**AIM**
Pictures in the records should not be copied, but every other part must be repeated exactly.

Stored items:
^^^^^^^^^^^^^^^^
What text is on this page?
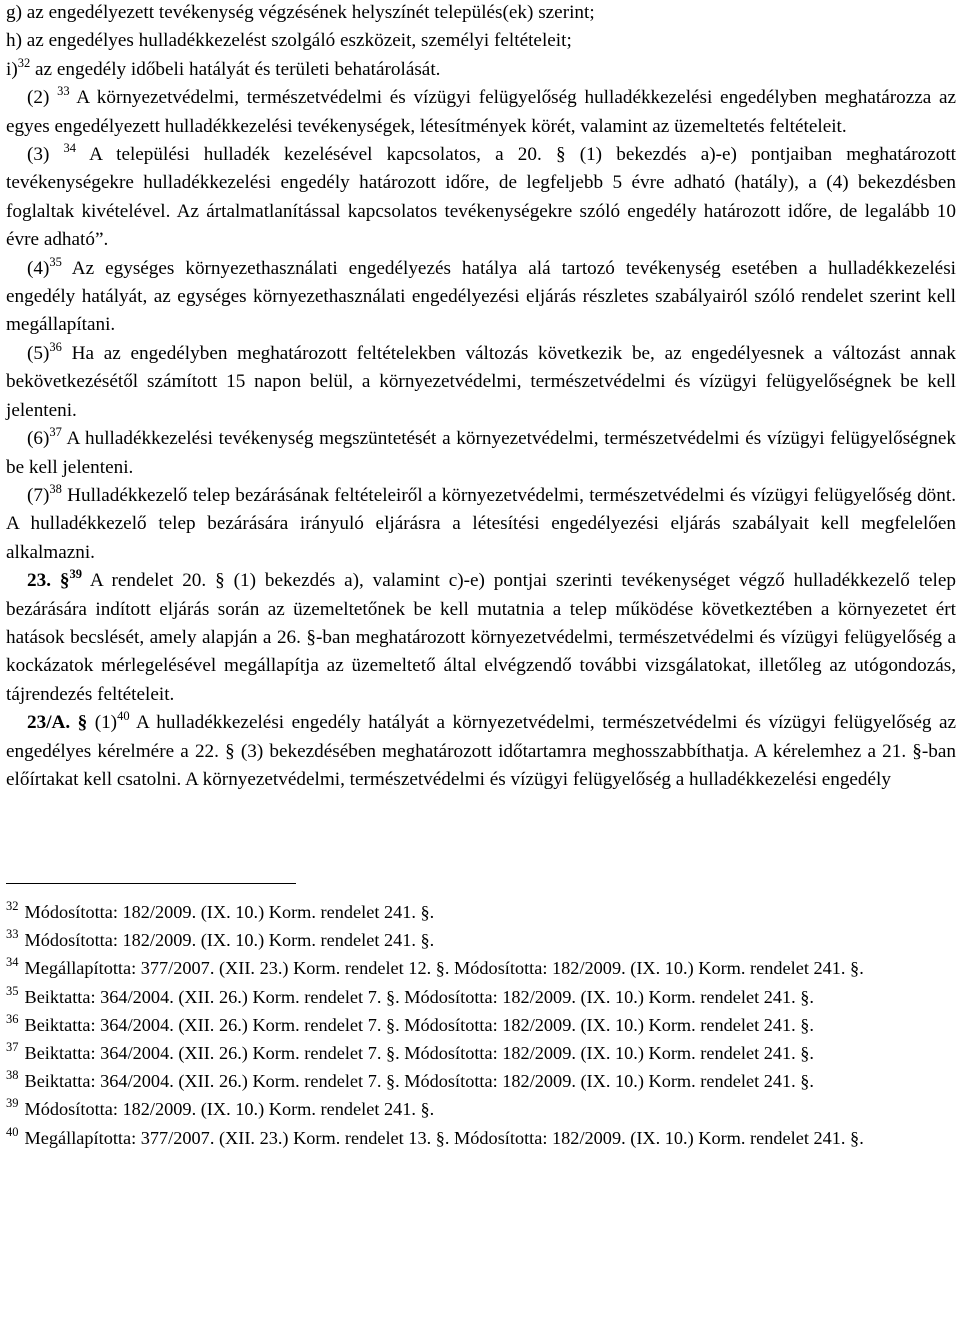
g) az engedélyezett tevékenység végzésének helyszínét település(ek) szerint;

h) az engedélyes hulladékkezelést szolgáló eszközeit, személyi feltételeit;

i)$^{32}$ az engedély időbeli hatályát és területi behatárolását.

(2) $^{33}$ A környezetvédelmi, természetvédelmi és vízügyi felügyelőség hulladékkezelési engedélyben meghatározza az egyes engedélyezett hulladékkezelési tevékenységek, létesítmények körét, valamint az üzemeltetés feltételeit.

(3) $^{34}$ A települési hulladék kezelésével kapcsolatos, a 20. § (1) bekezdés a)-e) pontjaiban meghatározott tevékenységekre hulladékkezelési engedély határozott időre, de legfeljebb 5 évre adható (hatály), a (4) bekezdésben foglaltak kivételével. Az ártalmatlanítással kapcsolatos tevékenységekre szóló engedély határozott időre, de legalább 10 évre adható”.

$(4)^{35}$ Az egységes környezethasználati engedélyezés hatálya alá tartozó tevékenység esetében a hulladékkezelési engedély hatályát, az egységes környezethasználati engedélyezési eljárás részletes szabályairól szóló rendelet szerint kell megállapítani.

$(5)^{36}$ Ha az engedélyben meghatározott feltételekben változás következik be, az engedélyesnek a változást annak bekövetkezésétől számított 15 napon belül, a környezetvédelmi, természetvédelmi és vízügyi felügyelőségnek be kell jelenteni.

$(6)^{37}$ A hulladékkezelési tevékenység megszüntetését a környezetvédelmi, természetvédelmi és vízügyi felügyelőségnek be kell jelenteni.

$(7)^{38}$ Hulladékkezelő telep bezárásának feltételeiről a környezetvédelmi, természetvédelmi és vízügyi felügyelőség dönt. A hulladékkezelő telep bezárására irányuló eljárásra a létesítési engedélyezési eljárás szabályait kell megfelelően alkalmazni.

23. §$^{39}$ A rendelet 20. § (1) bekezdés a), valamint c)-e) pontjai szerinti tevékenységet végző hulladékkezelő telep bezárására indított eljárás során az üzemeltetőnek be kell mutatnia a telep működése következtében a környezetet ért hatások becslését, amely alapján a 26. §-ban meghatározott környezetvédelmi, természetvédelmi és vízügyi felügyelőség a kockázatok mérlegelésével megállapítja az üzemeltető által elvégzendő további vizsgálatokat, illetőleg az utógondozás, tájrendezés feltételeit.

23/A. § $(1)^{40}$ A hulladékkezelési engedély hatályát a környezetvédelmi, természetvédelmi és vízügyi felügyelőség az engedélyes kérelmére a 22. § (3) bekezdésében meghatározott időtartamra meghosszabbíthatja. A kérelemhez a 21. §-ban előírtakat kell csatolni. A környezetvédelmi, természetvédelmi és vízügyi felügyelőség a hulladékkezelési engedély

$^{32}$ Módosította: 182/2009. (IX. 10.) Korm. rendelet 241. §.

$^{33}$ Módosította: 182/2009. (IX. 10.) Korm. rendelet 241. §.

$^{34}$ Megállapította: 377/2007. (XII. 23.) Korm. rendelet 12. §. Módosította: 182/2009. (IX. 10.) Korm. rendelet 241. §.

$^{35}$ Beiktatta: 364/2004. (XII. 26.) Korm. rendelet 7. §. Módosította: 182/2009. (IX. 10.) Korm. rendelet 241. §.

$^{36}$ Beiktatta: 364/2004. (XII. 26.) Korm. rendelet 7. §. Módosította: 182/2009. (IX. 10.) Korm. rendelet 241. §.

$^{37}$ Beiktatta: 364/2004. (XII. 26.) Korm. rendelet 7. §. Módosította: 182/2009. (IX. 10.) Korm. rendelet 241. §.

$^{38}$ Beiktatta: 364/2004. (XII. 26.) Korm. rendelet 7. §. Módosította: 182/2009. (IX. 10.) Korm. rendelet 241. §.

$^{39}$ Módosította: 182/2009. (IX. 10.) Korm. rendelet 241. §.

$^{40}$ Megállapította: 377/2007. (XII. 23.) Korm. rendelet 13. §. Módosította: 182/2009. (IX. 10.) Korm. rendelet 241. §.
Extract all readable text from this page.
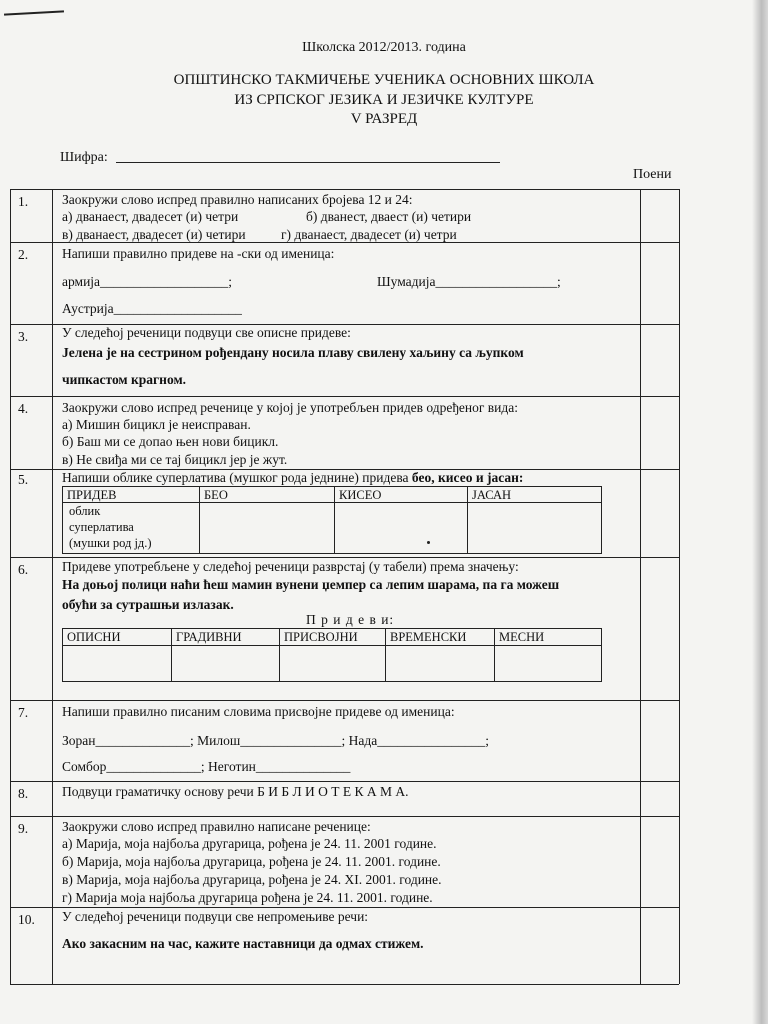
Школска 2012/2013. година
ОПШТИНСКО ТАКМИЧЕЊЕ УЧЕНИКА ОСНОВНИХ ШКОЛА
ИЗ СРПСКОГ ЈЕЗИКА И ЈЕЗИЧКЕ КУЛТУРЕ
V РАЗРЕД
Шифра:
Поени
1.	Заокружи слово испред правилно написаних бројева 12 и 24:
а) дванаест, двадесет (и) четри	б) дванест, дваест (и) четири
в) дванаест, двадесет (и) четири	г) дванаест, двадесет (и) четри
2.	Напиши правилно придеве на -ски од именица:
армија___________________;	Шумадија__________________;
Аустрија___________________
3.	У следећој реченици подвуци све описне придеве:
Јелена је на сестрином рођендану носила плаву свилену хаљину са љупком
чипкастом крагном.
4.	Заокружи слово испред реченице у којој је употребљен придев одређеног вида:
а) Мишин бицикл је неисправан.
б) Баш ми се допао њен нови бицикл.
в) Не свиђа ми се тај бицикл јер је жут.
5.	Напиши облике суперлатива (мушког рода једнине) придева бео, кисео и јасан:
ПРИДЕВ	БЕО	КИСЕО	ЈАСАН
облик
суперлатива
(мушки род јд.)
6.	Придеве употребљене у следећој реченици разврстај (у табели) према значењу:
На доњој полици наћи ћеш мамин вунени џемпер са лепим шарама, па га можеш
обући за сутрашњи излазак.
П р и д е в и:
ОПИСНИ	ГРАДИВНИ	ПРИСВОЈНИ	ВРЕМЕНСКИ	МЕСНИ
7.	Напиши правилно писаним словима присвојне придеве од именица:
Зоран______________; Милош_______________; Нада________________;
Сомбор______________; Неготин______________
8.	Подвуци граматичку основу речи Б И Б Л И О Т Е К А М А.
9.	Заокружи слово испред правилно написане реченице:
а) Марија, моја најбоља другарица, рођена је 24. 11. 2001 године.
б) Марија, моја најбоља другарица, рођена је 24. 11. 2001. године.
в) Марија, моја најбоља другарица, рођена је 24. XI. 2001. године.
г) Марија моја најбоља другарица рођена је 24. 11. 2001. године.
10. У следећој реченици подвуци све непромењиве речи:
Ако закасним на час, кажите наставници да одмах стижем.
^^^^^^^^^^^^^^^^
**WRITTEN ANSWER**
What text is on this page?
g) az engedélyezett tevékenység végzésének helyszínét település(ek) szerint;

h) az engedélyes hulladékkezelést szolgáló eszközeit, személyi feltételeit;

i)$^{32}$ az engedély időbeli hatályát és területi behatárolását.

(2) $^{33}$ A környezetvédelmi, természetvédelmi és vízügyi felügyelőség hulladékkezelési engedélyben meghatározza az egyes engedélyezett hulladékkezelési tevékenységek, létesítmények körét, valamint az üzemeltetés feltételeit.

(3) $^{34}$ A települési hulladék kezelésével kapcsolatos, a 20. § (1) bekezdés a)-e) pontjaiban meghatározott tevékenységekre hulladékkezelési engedély határozott időre, de legfeljebb 5 évre adható (hatály), a (4) bekezdésben foglaltak kivételével. Az ártalmatlanítással kapcsolatos tevékenységekre szóló engedély határozott időre, de legalább 10 évre adható”.

$(4)^{35}$ Az egységes környezethasználati engedélyezés hatálya alá tartozó tevékenység esetében a hulladékkezelési engedély hatályát, az egységes környezethasználati engedélyezési eljárás részletes szabályairól szóló rendelet szerint kell megállapítani.

$(5)^{36}$ Ha az engedélyben meghatározott feltételekben változás következik be, az engedélyesnek a változást annak bekövetkezésétől számított 15 napon belül, a környezetvédelmi, természetvédelmi és vízügyi felügyelőségnek be kell jelenteni.

$(6)^{37}$ A hulladékkezelési tevékenység megszüntetését a környezetvédelmi, természetvédelmi és vízügyi felügyelőségnek be kell jelenteni.

$(7)^{38}$ Hulladékkezelő telep bezárásának feltételeiről a környezetvédelmi, természetvédelmi és vízügyi felügyelőség dönt. A hulladékkezelő telep bezárására irányuló eljárásra a létesítési engedélyezési eljárás szabályait kell megfelelően alkalmazni.

23. §$^{39}$ A rendelet 20. § (1) bekezdés a), valamint c)-e) pontjai szerinti tevékenységet végző hulladékkezelő telep bezárására indított eljárás során az üzemeltetőnek be kell mutatnia a telep működése következtében a környezetet ért hatások becslését, amely alapján a 26. §-ban meghatározott környezetvédelmi, természetvédelmi és vízügyi felügyelőség a kockázatok mérlegelésével megállapítja az üzemeltető által elvégzendő további vizsgálatokat, illetőleg az utógondozás, tájrendezés feltételeit.

23/A. § $(1)^{40}$ A hulladékkezelési engedély hatályát a környezetvédelmi, természetvédelmi és vízügyi felügyelőség az engedélyes kérelmére a 22. § (3) bekezdésében meghatározott időtartamra meghosszabbíthatja. A kérelemhez a 21. §-ban előírtakat kell csatolni. A környezetvédelmi, természetvédelmi és vízügyi felügyelőség a hulladékkezelési engedély

$^{32}$ Módosította: 182/2009. (IX. 10.) Korm. rendelet 241. §.

$^{33}$ Módosította: 182/2009. (IX. 10.) Korm. rendelet 241. §.

$^{34}$ Megállapította: 377/2007. (XII. 23.) Korm. rendelet 12. §. Módosította: 182/2009. (IX. 10.) Korm. rendelet 241. §.

$^{35}$ Beiktatta: 364/2004. (XII. 26.) Korm. rendelet 7. §. Módosította: 182/2009. (IX. 10.) Korm. rendelet 241. §.

$^{36}$ Beiktatta: 364/2004. (XII. 26.) Korm. rendelet 7. §. Módosította: 182/2009. (IX. 10.) Korm. rendelet 241. §.

$^{37}$ Beiktatta: 364/2004. (XII. 26.) Korm. rendelet 7. §. Módosította: 182/2009. (IX. 10.) Korm. rendelet 241. §.

$^{38}$ Beiktatta: 364/2004. (XII. 26.) Korm. rendelet 7. §. Módosította: 182/2009. (IX. 10.) Korm. rendelet 241. §.

$^{39}$ Módosította: 182/2009. (IX. 10.) Korm. rendelet 241. §.

$^{40}$ Megállapította: 377/2007. (XII. 23.) Korm. rendelet 13. §. Módosította: 182/2009. (IX. 10.) Korm. rendelet 241. §.
Extract all readable text from this page.
Школска 2012/2013. година
ОПШТИНСКО ТАКМИЧЕЊЕ УЧЕНИКА ОСНОВНИХ ШКОЛА
ИЗ СРПСКОГ ЈЕЗИКА И ЈЕЗИЧКЕ КУЛТУРЕ
V РАЗРЕД
Шифра:
Поени
1.	Заокружи слово испред правилно написаних бројева 12 и 24:
а) дванаест, двадесет (и) четри	б) дванест, дваест (и) четири
в) дванаест, двадесет (и) четири	г) дванаест, двадесет (и) четри
2.	Напиши правилно придеве на -ски од именица:
армија___________________;	Шумадија__________________;
Аустрија___________________
3.	У следећој реченици подвуци све описне придеве:
Јелена је на сестрином рођендану носила плаву свилену хаљину са љупком
чипкастом крагном.
4.	Заокружи слово испред реченице у којој је употребљен придев одређеног вида:
а) Мишин бицикл је неисправан.
б) Баш ми се допао њен нови бицикл.
в) Не свиђа ми се тај бицикл јер је жут.
5.	Напиши облике суперлатива (мушког рода једнине) придева бео, кисео и јасан:
ПРИДЕВ	БЕО	КИСЕО	ЈАСАН
облик
суперлатива
(мушки род јд.)
6.	Придеве употребљене у следећој реченици разврстај (у табели) према значењу:
На доњој полици наћи ћеш мамин вунени џемпер са лепим шарама, па га можеш
обући за сутрашњи излазак.
П р и д е в и:
ОПИСНИ	ГРАДИВНИ	ПРИСВОЈНИ	ВРЕМЕНСКИ	МЕСНИ
7.	Напиши правилно писаним словима присвојне придеве од именица:
Зоран______________; Милош_______________; Нада________________;
Сомбор______________; Неготин______________
8.	Подвуци граматичку основу речи Б И Б Л И О Т Е К А М А.
9.	Заокружи слово испред правилно написане реченице:
а) Марија, моја најбоља другарица, рођена је 24. 11. 2001 године.
б) Марија, моја најбоља другарица, рођена је 24. 11. 2001. године.
в) Марија, моја најбоља другарица, рођена је 24. XI. 2001. године.
г) Марија моја најбоља другарица рођена је 24. 11. 2001. године.
10. У следећој реченици подвуци све непромењиве речи:
Ако закасним на час, кажите наставници да одмах стижем.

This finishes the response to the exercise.